» **Data records**
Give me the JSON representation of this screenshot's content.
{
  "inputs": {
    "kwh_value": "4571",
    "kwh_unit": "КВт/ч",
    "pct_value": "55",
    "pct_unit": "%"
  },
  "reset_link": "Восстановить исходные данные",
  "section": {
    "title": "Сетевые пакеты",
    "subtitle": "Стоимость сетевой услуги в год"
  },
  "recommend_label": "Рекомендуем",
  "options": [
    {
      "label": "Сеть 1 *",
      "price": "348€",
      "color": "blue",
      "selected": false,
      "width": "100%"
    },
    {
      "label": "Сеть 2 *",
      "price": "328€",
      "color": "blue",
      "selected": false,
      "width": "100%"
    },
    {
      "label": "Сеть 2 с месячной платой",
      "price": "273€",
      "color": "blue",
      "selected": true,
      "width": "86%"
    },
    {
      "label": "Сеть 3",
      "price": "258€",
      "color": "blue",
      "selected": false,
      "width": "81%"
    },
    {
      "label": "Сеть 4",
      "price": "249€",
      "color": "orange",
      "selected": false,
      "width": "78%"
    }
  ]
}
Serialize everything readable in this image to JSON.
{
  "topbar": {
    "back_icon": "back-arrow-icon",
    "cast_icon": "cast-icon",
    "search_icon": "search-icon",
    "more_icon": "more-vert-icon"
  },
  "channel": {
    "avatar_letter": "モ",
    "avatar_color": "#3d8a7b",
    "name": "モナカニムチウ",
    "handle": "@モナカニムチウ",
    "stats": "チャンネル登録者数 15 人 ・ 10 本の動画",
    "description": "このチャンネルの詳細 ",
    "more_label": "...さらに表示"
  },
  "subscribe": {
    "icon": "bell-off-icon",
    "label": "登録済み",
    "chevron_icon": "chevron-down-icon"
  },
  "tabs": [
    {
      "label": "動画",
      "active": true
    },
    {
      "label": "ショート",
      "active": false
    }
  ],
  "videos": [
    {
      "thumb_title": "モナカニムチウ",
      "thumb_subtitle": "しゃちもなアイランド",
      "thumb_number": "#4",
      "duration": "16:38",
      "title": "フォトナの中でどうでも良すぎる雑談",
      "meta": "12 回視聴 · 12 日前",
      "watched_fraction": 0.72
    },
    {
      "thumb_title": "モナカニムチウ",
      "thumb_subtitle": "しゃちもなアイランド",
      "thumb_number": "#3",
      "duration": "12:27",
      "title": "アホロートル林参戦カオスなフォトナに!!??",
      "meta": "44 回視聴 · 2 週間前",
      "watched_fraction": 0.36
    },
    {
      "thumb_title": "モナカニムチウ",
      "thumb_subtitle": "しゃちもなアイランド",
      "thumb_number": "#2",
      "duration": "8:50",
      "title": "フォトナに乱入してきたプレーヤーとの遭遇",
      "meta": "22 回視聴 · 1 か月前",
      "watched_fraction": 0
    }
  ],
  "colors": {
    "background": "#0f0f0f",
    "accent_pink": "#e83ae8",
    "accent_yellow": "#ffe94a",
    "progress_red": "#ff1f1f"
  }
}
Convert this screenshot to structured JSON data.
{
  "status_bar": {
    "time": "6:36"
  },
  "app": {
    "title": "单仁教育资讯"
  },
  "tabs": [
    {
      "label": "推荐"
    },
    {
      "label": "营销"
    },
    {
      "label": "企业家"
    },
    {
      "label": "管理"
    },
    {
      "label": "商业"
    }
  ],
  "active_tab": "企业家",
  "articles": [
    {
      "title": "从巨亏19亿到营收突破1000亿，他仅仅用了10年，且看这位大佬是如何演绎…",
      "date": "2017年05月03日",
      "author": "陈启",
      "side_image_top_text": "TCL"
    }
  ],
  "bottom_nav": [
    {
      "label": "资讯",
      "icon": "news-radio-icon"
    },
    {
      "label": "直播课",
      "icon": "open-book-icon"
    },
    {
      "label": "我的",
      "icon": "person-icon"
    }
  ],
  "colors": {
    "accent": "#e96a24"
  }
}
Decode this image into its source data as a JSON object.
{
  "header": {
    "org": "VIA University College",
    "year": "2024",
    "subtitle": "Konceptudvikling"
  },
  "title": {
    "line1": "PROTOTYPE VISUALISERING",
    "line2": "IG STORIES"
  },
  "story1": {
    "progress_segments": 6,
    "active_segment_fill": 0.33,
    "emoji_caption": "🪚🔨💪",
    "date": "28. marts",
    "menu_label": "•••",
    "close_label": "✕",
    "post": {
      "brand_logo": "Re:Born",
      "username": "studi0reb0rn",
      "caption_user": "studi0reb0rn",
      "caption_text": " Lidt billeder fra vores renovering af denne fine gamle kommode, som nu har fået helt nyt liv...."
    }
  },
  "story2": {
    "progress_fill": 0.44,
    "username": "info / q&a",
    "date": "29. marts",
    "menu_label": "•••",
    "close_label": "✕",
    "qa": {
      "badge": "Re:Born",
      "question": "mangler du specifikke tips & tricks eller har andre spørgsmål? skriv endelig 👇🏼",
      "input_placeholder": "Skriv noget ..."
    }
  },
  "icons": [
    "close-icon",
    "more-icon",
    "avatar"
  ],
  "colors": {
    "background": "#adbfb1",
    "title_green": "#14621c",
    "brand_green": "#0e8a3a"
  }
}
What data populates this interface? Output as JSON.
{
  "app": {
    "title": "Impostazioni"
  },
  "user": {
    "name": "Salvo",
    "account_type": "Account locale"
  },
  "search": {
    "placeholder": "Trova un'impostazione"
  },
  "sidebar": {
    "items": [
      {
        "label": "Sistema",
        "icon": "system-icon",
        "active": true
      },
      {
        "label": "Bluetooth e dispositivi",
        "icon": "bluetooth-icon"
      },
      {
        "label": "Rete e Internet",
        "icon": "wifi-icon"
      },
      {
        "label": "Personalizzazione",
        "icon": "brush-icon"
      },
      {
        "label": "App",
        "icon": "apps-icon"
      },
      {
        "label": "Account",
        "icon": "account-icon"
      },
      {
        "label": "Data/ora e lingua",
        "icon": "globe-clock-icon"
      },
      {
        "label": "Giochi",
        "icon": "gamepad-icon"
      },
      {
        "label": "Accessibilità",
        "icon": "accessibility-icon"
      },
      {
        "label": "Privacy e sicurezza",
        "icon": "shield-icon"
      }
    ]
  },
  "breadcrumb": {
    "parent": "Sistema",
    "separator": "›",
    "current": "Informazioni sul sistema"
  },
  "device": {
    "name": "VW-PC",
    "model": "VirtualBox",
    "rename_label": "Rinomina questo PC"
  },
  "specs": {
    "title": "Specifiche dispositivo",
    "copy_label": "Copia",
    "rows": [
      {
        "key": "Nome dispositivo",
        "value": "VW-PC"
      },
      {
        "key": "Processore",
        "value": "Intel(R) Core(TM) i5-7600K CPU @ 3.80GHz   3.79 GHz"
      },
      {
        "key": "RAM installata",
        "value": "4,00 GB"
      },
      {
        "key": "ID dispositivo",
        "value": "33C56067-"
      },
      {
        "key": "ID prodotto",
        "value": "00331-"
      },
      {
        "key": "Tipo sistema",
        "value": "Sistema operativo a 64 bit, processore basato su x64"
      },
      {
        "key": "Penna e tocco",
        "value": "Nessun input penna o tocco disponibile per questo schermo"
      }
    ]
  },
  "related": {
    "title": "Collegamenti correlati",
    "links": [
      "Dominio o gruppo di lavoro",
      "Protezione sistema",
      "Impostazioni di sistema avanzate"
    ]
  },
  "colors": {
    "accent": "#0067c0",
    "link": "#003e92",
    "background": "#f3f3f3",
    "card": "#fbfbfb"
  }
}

» **Direction**
Find the string "true" in the listing and return every line that holds it.

» **Response to the exercise**
      "selected": true,
      "active": true
        "active": true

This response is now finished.